- [Your task]: Of the lines in these entries, how many contain the string "Disposal"? Give the number and nothing else.
— Start Records provided —
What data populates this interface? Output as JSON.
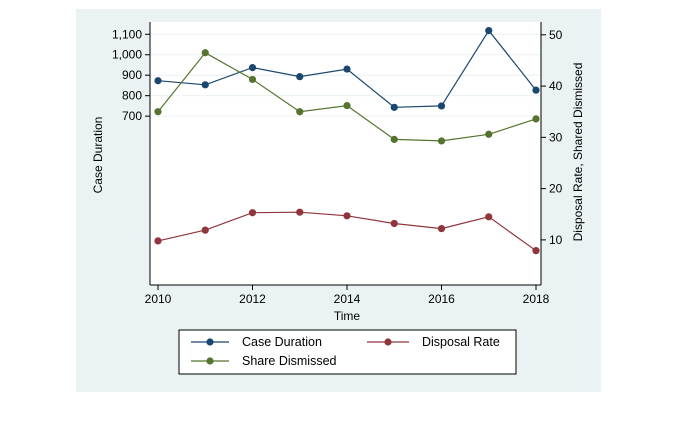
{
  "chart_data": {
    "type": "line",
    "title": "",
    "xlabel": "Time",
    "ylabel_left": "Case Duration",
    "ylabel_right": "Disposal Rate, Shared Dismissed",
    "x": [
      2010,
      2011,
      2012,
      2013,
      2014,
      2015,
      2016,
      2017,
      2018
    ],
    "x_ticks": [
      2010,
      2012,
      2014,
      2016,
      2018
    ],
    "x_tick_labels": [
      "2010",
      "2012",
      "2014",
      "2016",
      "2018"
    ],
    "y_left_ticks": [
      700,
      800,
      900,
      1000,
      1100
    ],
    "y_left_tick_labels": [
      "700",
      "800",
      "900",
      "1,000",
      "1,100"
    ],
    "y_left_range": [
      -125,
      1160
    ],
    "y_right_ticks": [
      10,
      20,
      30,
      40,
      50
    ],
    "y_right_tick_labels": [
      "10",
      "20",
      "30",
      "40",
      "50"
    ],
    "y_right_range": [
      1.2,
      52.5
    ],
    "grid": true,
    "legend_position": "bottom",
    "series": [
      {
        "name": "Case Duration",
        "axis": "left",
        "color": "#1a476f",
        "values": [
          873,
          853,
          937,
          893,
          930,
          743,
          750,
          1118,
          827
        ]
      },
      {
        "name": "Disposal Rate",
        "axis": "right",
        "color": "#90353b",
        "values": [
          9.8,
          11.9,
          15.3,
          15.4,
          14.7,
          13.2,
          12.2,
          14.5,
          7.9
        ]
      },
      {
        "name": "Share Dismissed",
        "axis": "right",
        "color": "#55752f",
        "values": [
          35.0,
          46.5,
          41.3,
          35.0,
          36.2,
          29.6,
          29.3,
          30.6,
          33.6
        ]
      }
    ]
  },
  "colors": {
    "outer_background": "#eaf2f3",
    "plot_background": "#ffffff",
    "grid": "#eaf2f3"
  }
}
— End Records provided —
- [Result of this task]: 2